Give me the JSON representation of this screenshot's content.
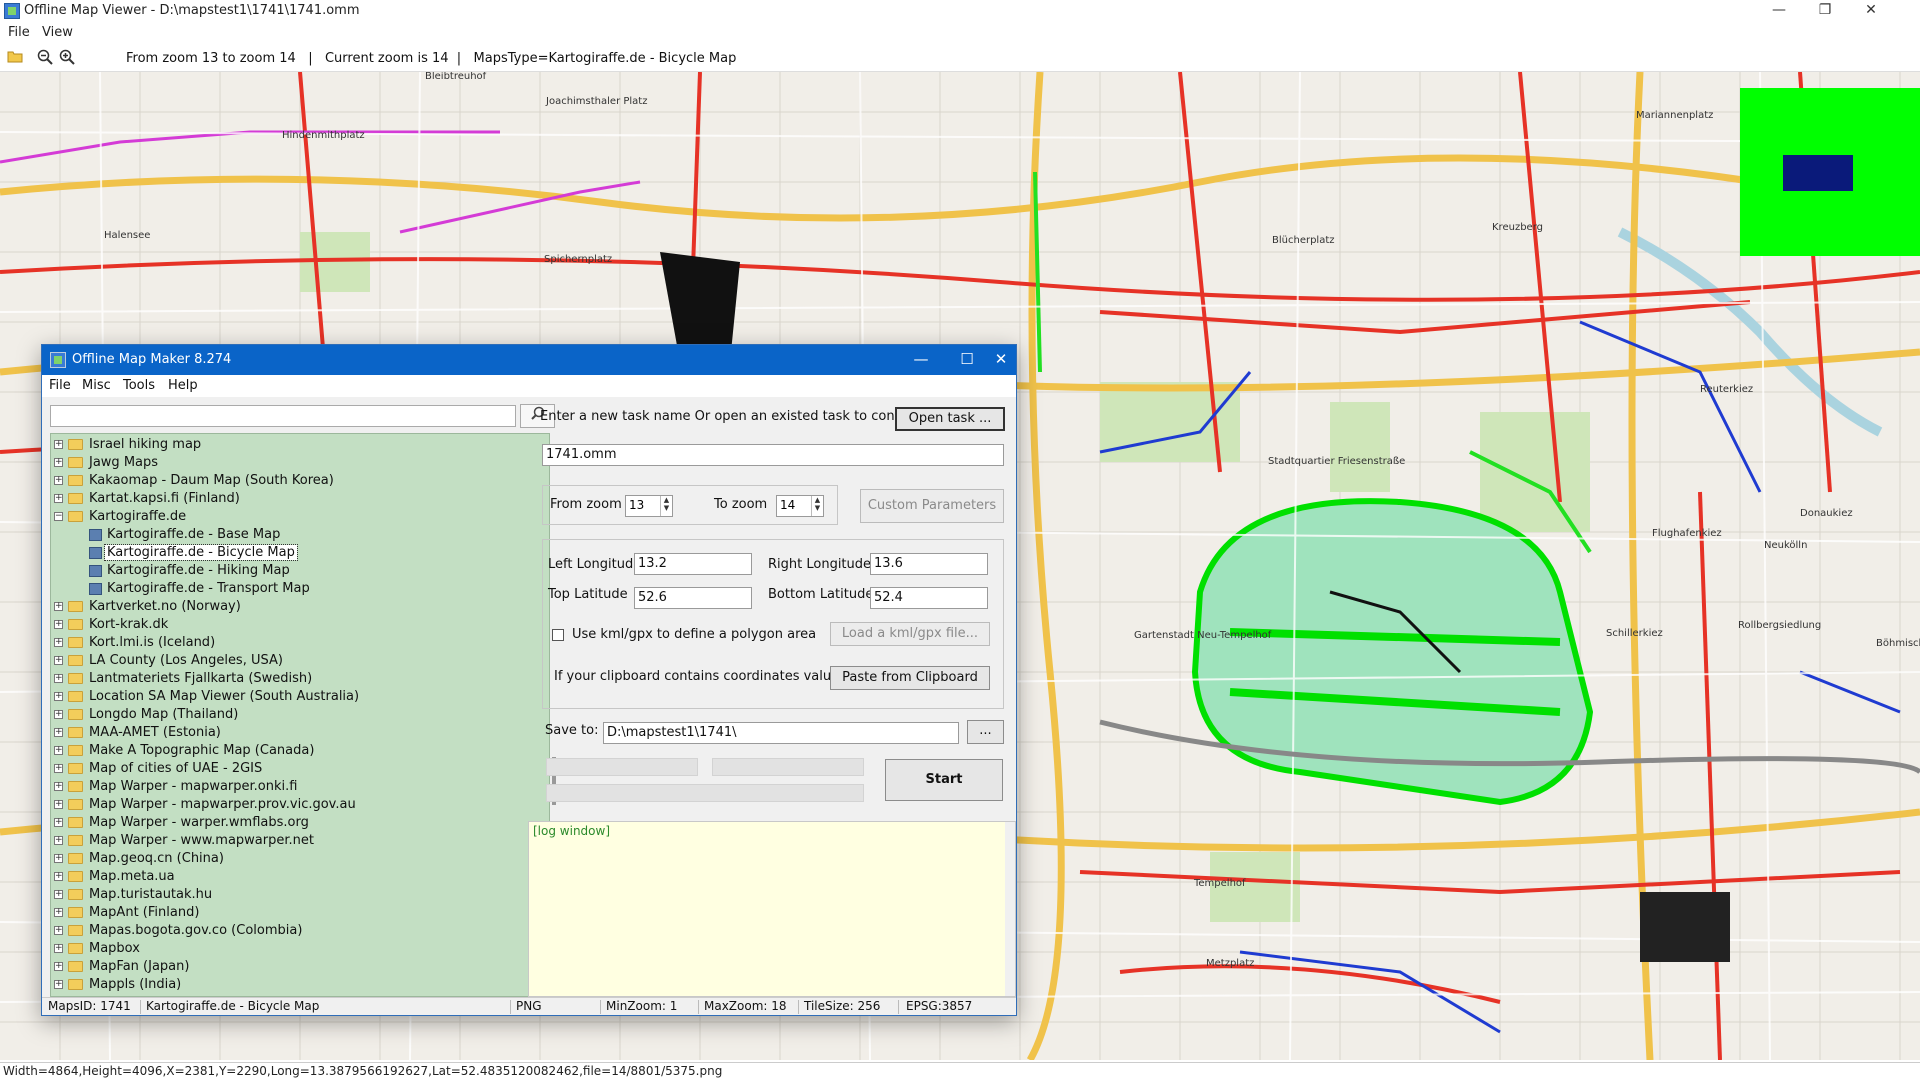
{
  "app": {
    "title": "Offline Map Viewer - D:\\mapstest1\\1741\\1741.omm",
    "menu": [
      "File",
      "View"
    ],
    "toolbar_info": "From zoom 13 to zoom 14   |   Current zoom is 14  |   MapsType=Kartogiraffe.de - Bicycle Map",
    "window_controls": {
      "minimize": "—",
      "maximize": "❐",
      "close": "✕"
    }
  },
  "map": {
    "labels": [
      "Bleibtreuhof",
      "Hindenmithplatz",
      "Joachimsthaler Platz",
      "Spichernplatz",
      "Halensee",
      "Blücherplatz",
      "Kreuzberg",
      "Mariannenplatz",
      "Stadtquartier Friesenstraße",
      "Reuterkiez",
      "Donaukiez",
      "Flughafenkiez",
      "Neukölln",
      "Schillerkiez",
      "Rollbergsiedlung",
      "Gartenstadt Neu-Tempelhof",
      "Tempelhof",
      "Metzplatz",
      "Böhmisches Richardk"
    ],
    "status": "Width=4864,Height=4096,X=2381,Y=2290,Long=13.3879566192627,Lat=52.4835120082462,file=14/8801/5375.png"
  },
  "dialog": {
    "title": "Offline Map Maker 8.274",
    "menu": [
      "File",
      "Misc",
      "Tools",
      "Help"
    ],
    "controls": {
      "minimize": "—",
      "maximize": "☐",
      "close": "✕"
    },
    "search_placeholder": "",
    "search_icon": "search-icon",
    "tree": [
      {
        "label": "Israel hiking map",
        "level": 0,
        "expanded": false
      },
      {
        "label": "Jawg Maps",
        "level": 0,
        "expanded": false
      },
      {
        "label": "Kakaomap - Daum Map (South Korea)",
        "level": 0,
        "expanded": false
      },
      {
        "label": "Kartat.kapsi.fi (Finland)",
        "level": 0,
        "expanded": false
      },
      {
        "label": "Kartogiraffe.de",
        "level": 0,
        "expanded": true
      },
      {
        "label": "Kartogiraffe.de - Base Map",
        "level": 1
      },
      {
        "label": "Kartogiraffe.de - Bicycle Map",
        "level": 1,
        "selected": true
      },
      {
        "label": "Kartogiraffe.de - Hiking Map",
        "level": 1
      },
      {
        "label": "Kartogiraffe.de - Transport Map",
        "level": 1
      },
      {
        "label": "Kartverket.no (Norway)",
        "level": 0,
        "expanded": false
      },
      {
        "label": "Kort-krak.dk",
        "level": 0,
        "expanded": false
      },
      {
        "label": "Kort.lmi.is (Iceland)",
        "level": 0,
        "expanded": false
      },
      {
        "label": "LA County (Los Angeles, USA)",
        "level": 0,
        "expanded": false
      },
      {
        "label": "Lantmateriets Fjallkarta (Swedish)",
        "level": 0,
        "expanded": false
      },
      {
        "label": "Location SA Map Viewer (South Australia)",
        "level": 0,
        "expanded": false
      },
      {
        "label": "Longdo Map (Thailand)",
        "level": 0,
        "expanded": false
      },
      {
        "label": "MAA-AMET (Estonia)",
        "level": 0,
        "expanded": false
      },
      {
        "label": "Make A Topographic Map (Canada)",
        "level": 0,
        "expanded": false
      },
      {
        "label": "Map of cities of UAE - 2GIS",
        "level": 0,
        "expanded": false
      },
      {
        "label": "Map Warper - mapwarper.onki.fi",
        "level": 0,
        "expanded": false
      },
      {
        "label": "Map Warper - mapwarper.prov.vic.gov.au",
        "level": 0,
        "expanded": false
      },
      {
        "label": "Map Warper - warper.wmflabs.org",
        "level": 0,
        "expanded": false
      },
      {
        "label": "Map Warper - www.mapwarper.net",
        "level": 0,
        "expanded": false
      },
      {
        "label": "Map.geoq.cn (China)",
        "level": 0,
        "expanded": false
      },
      {
        "label": "Map.meta.ua",
        "level": 0,
        "expanded": false
      },
      {
        "label": "Map.turistautak.hu",
        "level": 0,
        "expanded": false
      },
      {
        "label": "MapAnt (Finland)",
        "level": 0,
        "expanded": false
      },
      {
        "label": "Mapas.bogota.gov.co (Colombia)",
        "level": 0,
        "expanded": false
      },
      {
        "label": "Mapbox",
        "level": 0,
        "expanded": false
      },
      {
        "label": "MapFan (Japan)",
        "level": 0,
        "expanded": false
      },
      {
        "label": "Mappls (India)",
        "level": 0,
        "expanded": false
      }
    ],
    "task_prompt": "Enter a new task name Or open an existed task to continue:",
    "open_task_btn": "Open task ...",
    "task_name": "1741.omm",
    "from_zoom_label": "From zoom",
    "from_zoom": "13",
    "to_zoom_label": "To zoom",
    "to_zoom": "14",
    "custom_params_btn": "Custom Parameters",
    "left_lon_label": "Left Longitude",
    "left_lon": "13.2",
    "right_lon_label": "Right Longitude",
    "right_lon": "13.6",
    "top_lat_label": "Top Latitude",
    "top_lat": "52.6",
    "bottom_lat_label": "Bottom Latitude",
    "bottom_lat": "52.4",
    "kml_label": "Use kml/gpx to define a polygon area",
    "kml_btn": "Load a kml/gpx file...",
    "clipboard_label": "If your clipboard contains coordinates values:",
    "clipboard_btn": "Paste from Clipboard",
    "save_to_label": "Save to:",
    "save_to": "D:\\mapstest1\\1741\\",
    "browse_btn": "...",
    "start_btn": "Start",
    "log_label": "[log window]",
    "status": {
      "maps_id": "MapsID: 1741",
      "maps_name": "Kartogiraffe.de - Bicycle Map",
      "format": "PNG",
      "min_zoom": "MinZoom: 1",
      "max_zoom": "MaxZoom: 18",
      "tile_size": "TileSize: 256",
      "epsg": "EPSG:3857"
    }
  }
}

Given problem:
Print the whole listing above once more, word for word, without its pictures.

Answer in full:
Give me the JSON representation of this screenshot's content.
{
  "app": {
    "title": "Offline Map Viewer - D:\\mapstest1\\1741\\1741.omm",
    "menu": [
      "File",
      "View"
    ],
    "toolbar_info": "From zoom 13 to zoom 14   |   Current zoom is 14  |   MapsType=Kartogiraffe.de - Bicycle Map",
    "window_controls": {
      "minimize": "—",
      "maximize": "❐",
      "close": "✕"
    }
  },
  "map": {
    "labels": [
      "Bleibtreuhof",
      "Hindenmithplatz",
      "Joachimsthaler Platz",
      "Spichernplatz",
      "Halensee",
      "Blücherplatz",
      "Kreuzberg",
      "Mariannenplatz",
      "Stadtquartier Friesenstraße",
      "Reuterkiez",
      "Donaukiez",
      "Flughafenkiez",
      "Neukölln",
      "Schillerkiez",
      "Rollbergsiedlung",
      "Gartenstadt Neu-Tempelhof",
      "Tempelhof",
      "Metzplatz",
      "Böhmisches Richardk"
    ],
    "status": "Width=4864,Height=4096,X=2381,Y=2290,Long=13.3879566192627,Lat=52.4835120082462,file=14/8801/5375.png"
  },
  "dialog": {
    "title": "Offline Map Maker 8.274",
    "menu": [
      "File",
      "Misc",
      "Tools",
      "Help"
    ],
    "controls": {
      "minimize": "—",
      "maximize": "☐",
      "close": "✕"
    },
    "search_placeholder": "",
    "search_icon": "search-icon",
    "tree": [
      {
        "label": "Israel hiking map",
        "level": 0,
        "expanded": false
      },
      {
        "label": "Jawg Maps",
        "level": 0,
        "expanded": false
      },
      {
        "label": "Kakaomap - Daum Map (South Korea)",
        "level": 0,
        "expanded": false
      },
      {
        "label": "Kartat.kapsi.fi (Finland)",
        "level": 0,
        "expanded": false
      },
      {
        "label": "Kartogiraffe.de",
        "level": 0,
        "expanded": true
      },
      {
        "label": "Kartogiraffe.de - Base Map",
        "level": 1
      },
      {
        "label": "Kartogiraffe.de - Bicycle Map",
        "level": 1,
        "selected": true
      },
      {
        "label": "Kartogiraffe.de - Hiking Map",
        "level": 1
      },
      {
        "label": "Kartogiraffe.de - Transport Map",
        "level": 1
      },
      {
        "label": "Kartverket.no (Norway)",
        "level": 0,
        "expanded": false
      },
      {
        "label": "Kort-krak.dk",
        "level": 0,
        "expanded": false
      },
      {
        "label": "Kort.lmi.is (Iceland)",
        "level": 0,
        "expanded": false
      },
      {
        "label": "LA County (Los Angeles, USA)",
        "level": 0,
        "expanded": false
      },
      {
        "label": "Lantmateriets Fjallkarta (Swedish)",
        "level": 0,
        "expanded": false
      },
      {
        "label": "Location SA Map Viewer (South Australia)",
        "level": 0,
        "expanded": false
      },
      {
        "label": "Longdo Map (Thailand)",
        "level": 0,
        "expanded": false
      },
      {
        "label": "MAA-AMET (Estonia)",
        "level": 0,
        "expanded": false
      },
      {
        "label": "Make A Topographic Map (Canada)",
        "level": 0,
        "expanded": false
      },
      {
        "label": "Map of cities of UAE - 2GIS",
        "level": 0,
        "expanded": false
      },
      {
        "label": "Map Warper - mapwarper.onki.fi",
        "level": 0,
        "expanded": false
      },
      {
        "label": "Map Warper - mapwarper.prov.vic.gov.au",
        "level": 0,
        "expanded": false
      },
      {
        "label": "Map Warper - warper.wmflabs.org",
        "level": 0,
        "expanded": false
      },
      {
        "label": "Map Warper - www.mapwarper.net",
        "level": 0,
        "expanded": false
      },
      {
        "label": "Map.geoq.cn (China)",
        "level": 0,
        "expanded": false
      },
      {
        "label": "Map.meta.ua",
        "level": 0,
        "expanded": false
      },
      {
        "label": "Map.turistautak.hu",
        "level": 0,
        "expanded": false
      },
      {
        "label": "MapAnt (Finland)",
        "level": 0,
        "expanded": false
      },
      {
        "label": "Mapas.bogota.gov.co (Colombia)",
        "level": 0,
        "expanded": false
      },
      {
        "label": "Mapbox",
        "level": 0,
        "expanded": false
      },
      {
        "label": "MapFan (Japan)",
        "level": 0,
        "expanded": false
      },
      {
        "label": "Mappls (India)",
        "level": 0,
        "expanded": false
      }
    ],
    "task_prompt": "Enter a new task name Or open an existed task to continue:",
    "open_task_btn": "Open task ...",
    "task_name": "1741.omm",
    "from_zoom_label": "From zoom",
    "from_zoom": "13",
    "to_zoom_label": "To zoom",
    "to_zoom": "14",
    "custom_params_btn": "Custom Parameters",
    "left_lon_label": "Left Longitude",
    "left_lon": "13.2",
    "right_lon_label": "Right Longitude",
    "right_lon": "13.6",
    "top_lat_label": "Top Latitude",
    "top_lat": "52.6",
    "bottom_lat_label": "Bottom Latitude",
    "bottom_lat": "52.4",
    "kml_label": "Use kml/gpx to define a polygon area",
    "kml_btn": "Load a kml/gpx file...",
    "clipboard_label": "If your clipboard contains coordinates values:",
    "clipboard_btn": "Paste from Clipboard",
    "save_to_label": "Save to:",
    "save_to": "D:\\mapstest1\\1741\\",
    "browse_btn": "...",
    "start_btn": "Start",
    "log_label": "[log window]",
    "status": {
      "maps_id": "MapsID: 1741",
      "maps_name": "Kartogiraffe.de - Bicycle Map",
      "format": "PNG",
      "min_zoom": "MinZoom: 1",
      "max_zoom": "MaxZoom: 18",
      "tile_size": "TileSize: 256",
      "epsg": "EPSG:3857"
    }
  }
}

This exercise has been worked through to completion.